GOAL: Copy each of the entries below faithfully, setting aside any pictures.

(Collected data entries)
────────────────

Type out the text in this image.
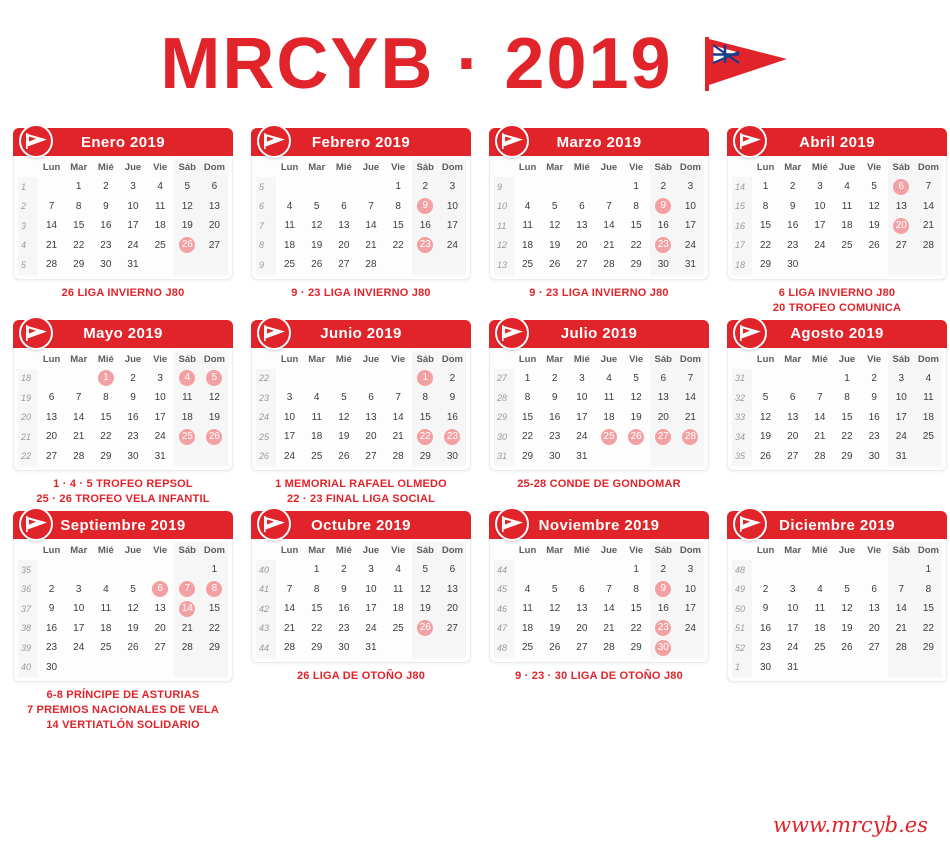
MRCYB · 2019
Enero 2019
	Lun	Mar	Mié	Jue	Vie	Sáb	Dom
1		1	2	3	4	5	6
2	7	8	9	10	11	12	13
3	14	15	16	17	18	19	20
4	21	22	23	24	25	26	27
5	28	29	30	31			
26 LIGA INVIERNO J80
Febrero 2019
	Lun	Mar	Mié	Jue	Vie	Sáb	Dom
5					1	2	3
6	4	5	6	7	8	9	10
7	11	12	13	14	15	16	17
8	18	19	20	21	22	23	24
9	25	26	27	28			
9 · 23 LIGA INVIERNO J80
Marzo 2019
	Lun	Mar	Mié	Jue	Vie	Sáb	Dom
9					1	2	3
10	4	5	6	7	8	9	10
11	11	12	13	14	15	16	17
12	18	19	20	21	22	23	24
13	25	26	27	28	29	30	31
9 · 23 LIGA INVIERNO J80
Abril 2019
	Lun	Mar	Mié	Jue	Vie	Sáb	Dom
14	1	2	3	4	5	6	7
15	8	9	10	11	12	13	14
16	15	16	17	18	19	20	21
17	22	23	24	25	26	27	28
18	29	30					
6 LIGA INVIERNO J80
20 TROFEO COMUNICA
Mayo 2019
	Lun	Mar	Mié	Jue	Vie	Sáb	Dom
18			1	2	3	4	5
19	6	7	8	9	10	11	12
20	13	14	15	16	17	18	19
21	20	21	22	23	24	25	26
22	27	28	29	30	31		
1 · 4 · 5 TROFEO REPSOL
25 · 26 TROFEO VELA INFANTIL
Junio 2019
	Lun	Mar	Mié	Jue	Vie	Sáb	Dom
22						1	2
23	3	4	5	6	7	8	9
24	10	11	12	13	14	15	16
25	17	18	19	20	21	22	23
26	24	25	26	27	28	29	30
1 MEMORIAL RAFAEL OLMEDO
22 · 23 FINAL LIGA SOCIAL
Julio 2019
	Lun	Mar	Mié	Jue	Vie	Sáb	Dom
27	1	2	3	4	5	6	7
28	8	9	10	11	12	13	14
29	15	16	17	18	19	20	21
30	22	23	24	25	26	27	28
31	29	30	31				
25-28 CONDE DE GONDOMAR
Agosto 2019
	Lun	Mar	Mié	Jue	Vie	Sáb	Dom
31				1	2	3	4
32	5	6	7	8	9	10	11
33	12	13	14	15	16	17	18
34	19	20	21	22	23	24	25
35	26	27	28	29	30	31	
Septiembre 2019
	Lun	Mar	Mié	Jue	Vie	Sáb	Dom
35							1
36	2	3	4	5	6	7	8
37	9	10	11	12	13	14	15
38	16	17	18	19	20	21	22
39	23	24	25	26	27	28	29
40	30						
6-8 PRÍNCIPE DE ASTURIAS
7 PREMIOS NACIONALES DE VELA
14 VERTIATLÓN SOLIDARIO
Octubre 2019
	Lun	Mar	Mié	Jue	Vie	Sáb	Dom
40		1	2	3	4	5	6
41	7	8	9	10	11	12	13
42	14	15	16	17	18	19	20
43	21	22	23	24	25	26	27
44	28	29	30	31			
26 LIGA DE OTOÑO J80
Noviembre 2019
	Lun	Mar	Mié	Jue	Vie	Sáb	Dom
44					1	2	3
45	4	5	6	7	8	9	10
46	11	12	13	14	15	16	17
47	18	19	20	21	22	23	24
48	25	26	27	28	29	30	
9 · 23 · 30 LIGA DE OTOÑO J80
Diciembre 2019
	Lun	Mar	Mié	Jue	Vie	Sáb	Dom
48							1
49	2	3	4	5	6	7	8
50	9	10	11	12	13	14	15
51	16	17	18	19	20	21	22
52	23	24	25	26	27	28	29
1	30	31					
www.mrcyb.es
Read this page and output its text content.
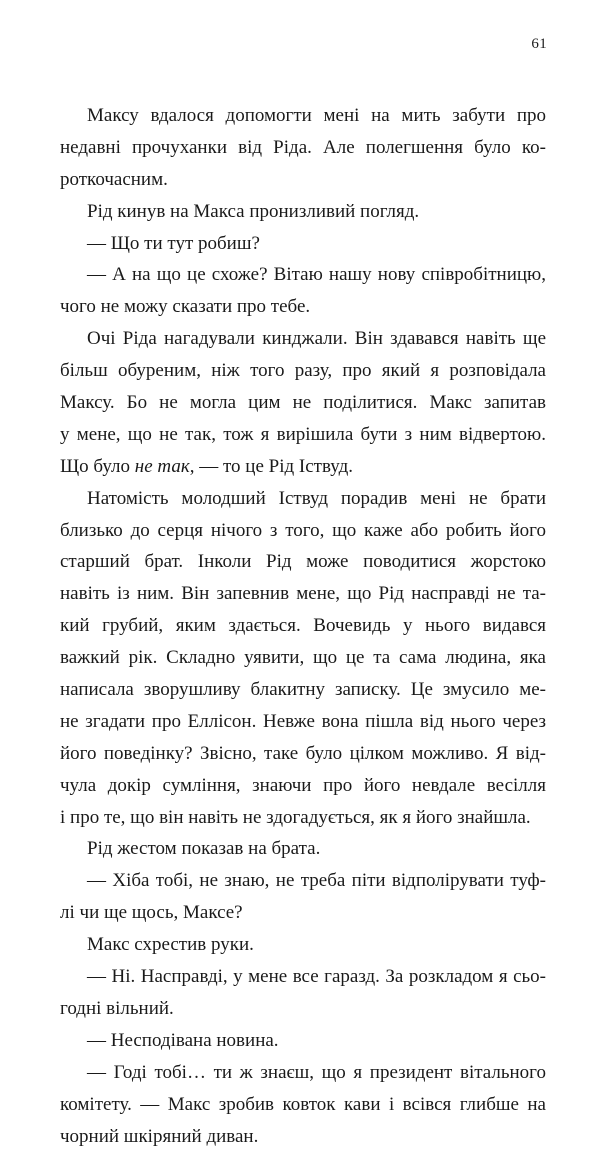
61
Максу вдалося допомогти мені на мить забути про
недавні прочуханки від Ріда. Але полегшення було ко-
роткочасним.
Рід кинув на Макса пронизливий погляд.
— Що ти тут робиш?
— А на що це схоже? Вітаю нашу нову співробітницю,
чого не можу сказати про тебе.
Очі Ріда нагадували кинджали. Він здавався навіть ще
більш обуреним, ніж того разу, про який я розповідала
Максу. Бо не могла цим не поділитися. Макс запитав
у мене, що не так, тож я вирішила бути з ним відвертою.
Що було не так, — то це Рід Іствуд.
Натомість молодший Іствуд порадив мені не брати
близько до серця нічого з того, що каже або робить його
старший брат. Інколи Рід може поводитися жорстоко
навіть із ним. Він запевнив мене, що Рід насправді не та-
кий грубий, яким здається. Вочевидь у нього видався
важкий рік. Складно уявити, що це та сама людина, яка
написала зворушливу блакитну записку. Це змусило ме-
не згадати про Еллісон. Невже вона пішла від нього через
його поведінку? Звісно, таке було цілком можливо. Я від-
чула докір сумління, знаючи про його невдале весілля
і про те, що він навіть не здогадується, як я його знайшла.
Рід жестом показав на брата.
— Хіба тобі, не знаю, не треба піти відполірувати туф-
лі чи ще щось, Максе?
Макс схрестив руки.
— Ні. Насправді, у мене все гаразд. За розкладом я сьо-
годні вільний.
— Несподівана новина.
— Годі тобі… ти ж знаєш, що я президент вітального
комітету. — Макс зробив ковток кави і всівся глибше на
чорний шкіряний диван.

────────────────

EXERCISE ANSWER:
Type out the text in this image.
MRCYB · 2019
Enero 2019
	Lun	Mar	Mié	Jue	Vie	Sáb	Dom
1		1	2	3	4	5	6
2	7	8	9	10	11	12	13
3	14	15	16	17	18	19	20
4	21	22	23	24	25	26	27
5	28	29	30	31			
26 LIGA INVIERNO J80
Febrero 2019
	Lun	Mar	Mié	Jue	Vie	Sáb	Dom
5					1	2	3
6	4	5	6	7	8	9	10
7	11	12	13	14	15	16	17
8	18	19	20	21	22	23	24
9	25	26	27	28			
9 · 23 LIGA INVIERNO J80
Marzo 2019
	Lun	Mar	Mié	Jue	Vie	Sáb	Dom
9					1	2	3
10	4	5	6	7	8	9	10
11	11	12	13	14	15	16	17
12	18	19	20	21	22	23	24
13	25	26	27	28	29	30	31
9 · 23 LIGA INVIERNO J80
Abril 2019
	Lun	Mar	Mié	Jue	Vie	Sáb	Dom
14	1	2	3	4	5	6	7
15	8	9	10	11	12	13	14
16	15	16	17	18	19	20	21
17	22	23	24	25	26	27	28
18	29	30					
6 LIGA INVIERNO J80
20 TROFEO COMUNICA
Mayo 2019
	Lun	Mar	Mié	Jue	Vie	Sáb	Dom
18			1	2	3	4	5
19	6	7	8	9	10	11	12
20	13	14	15	16	17	18	19
21	20	21	22	23	24	25	26
22	27	28	29	30	31		
1 · 4 · 5 TROFEO REPSOL
25 · 26 TROFEO VELA INFANTIL
Junio 2019
	Lun	Mar	Mié	Jue	Vie	Sáb	Dom
22						1	2
23	3	4	5	6	7	8	9
24	10	11	12	13	14	15	16
25	17	18	19	20	21	22	23
26	24	25	26	27	28	29	30
1 MEMORIAL RAFAEL OLMEDO
22 · 23 FINAL LIGA SOCIAL
Julio 2019
	Lun	Mar	Mié	Jue	Vie	Sáb	Dom
27	1	2	3	4	5	6	7
28	8	9	10	11	12	13	14
29	15	16	17	18	19	20	21
30	22	23	24	25	26	27	28
31	29	30	31				
25-28 CONDE DE GONDOMAR
Agosto 2019
	Lun	Mar	Mié	Jue	Vie	Sáb	Dom
31				1	2	3	4
32	5	6	7	8	9	10	11
33	12	13	14	15	16	17	18
34	19	20	21	22	23	24	25
35	26	27	28	29	30	31	
Septiembre 2019
	Lun	Mar	Mié	Jue	Vie	Sáb	Dom
35							1
36	2	3	4	5	6	7	8
37	9	10	11	12	13	14	15
38	16	17	18	19	20	21	22
39	23	24	25	26	27	28	29
40	30						
6-8 PRÍNCIPE DE ASTURIAS
7 PREMIOS NACIONALES DE VELA
14 VERTIATLÓN SOLIDARIO
Octubre 2019
	Lun	Mar	Mié	Jue	Vie	Sáb	Dom
40		1	2	3	4	5	6
41	7	8	9	10	11	12	13
42	14	15	16	17	18	19	20
43	21	22	23	24	25	26	27
44	28	29	30	31			
26 LIGA DE OTOÑO J80
Noviembre 2019
	Lun	Mar	Mié	Jue	Vie	Sáb	Dom
44					1	2	3
45	4	5	6	7	8	9	10
46	11	12	13	14	15	16	17
47	18	19	20	21	22	23	24
48	25	26	27	28	29	30	
9 · 23 · 30 LIGA DE OTOÑO J80
Diciembre 2019
	Lun	Mar	Mié	Jue	Vie	Sáb	Dom
48							1
49	2	3	4	5	6	7	8
50	9	10	11	12	13	14	15
51	16	17	18	19	20	21	22
52	23	24	25	26	27	28	29
1	30	31					
www.mrcyb.es
Read this page and output its text content.
61
Максу вдалося допомогти мені на мить забути про
недавні прочуханки від Ріда. Але полегшення було ко-
роткочасним.
Рід кинув на Макса пронизливий погляд.
— Що ти тут робиш?
— А на що це схоже? Вітаю нашу нову співробітницю,
чого не можу сказати про тебе.
Очі Ріда нагадували кинджали. Він здавався навіть ще
більш обуреним, ніж того разу, про який я розповідала
Максу. Бо не могла цим не поділитися. Макс запитав
у мене, що не так, тож я вирішила бути з ним відвертою.
Що було не так, — то це Рід Іствуд.
Натомість молодший Іствуд порадив мені не брати
близько до серця нічого з того, що каже або робить його
старший брат. Інколи Рід може поводитися жорстоко
навіть із ним. Він запевнив мене, що Рід насправді не та-
кий грубий, яким здається. Вочевидь у нього видався
важкий рік. Складно уявити, що це та сама людина, яка
написала зворушливу блакитну записку. Це змусило ме-
не згадати про Еллісон. Невже вона пішла від нього через
його поведінку? Звісно, таке було цілком можливо. Я від-
чула докір сумління, знаючи про його невдале весілля
і про те, що він навіть не здогадується, як я його знайшла.
Рід жестом показав на брата.
— Хіба тобі, не знаю, не треба піти відполірувати туф-
лі чи ще щось, Максе?
Макс схрестив руки.
— Ні. Насправді, у мене все гаразд. За розкладом я сьо-
годні вільний.
— Несподівана новина.
— Годі тобі… ти ж знаєш, що я президент вітального
комітету. — Макс зробив ковток кави і всівся глибше на
чорний шкіряний диван.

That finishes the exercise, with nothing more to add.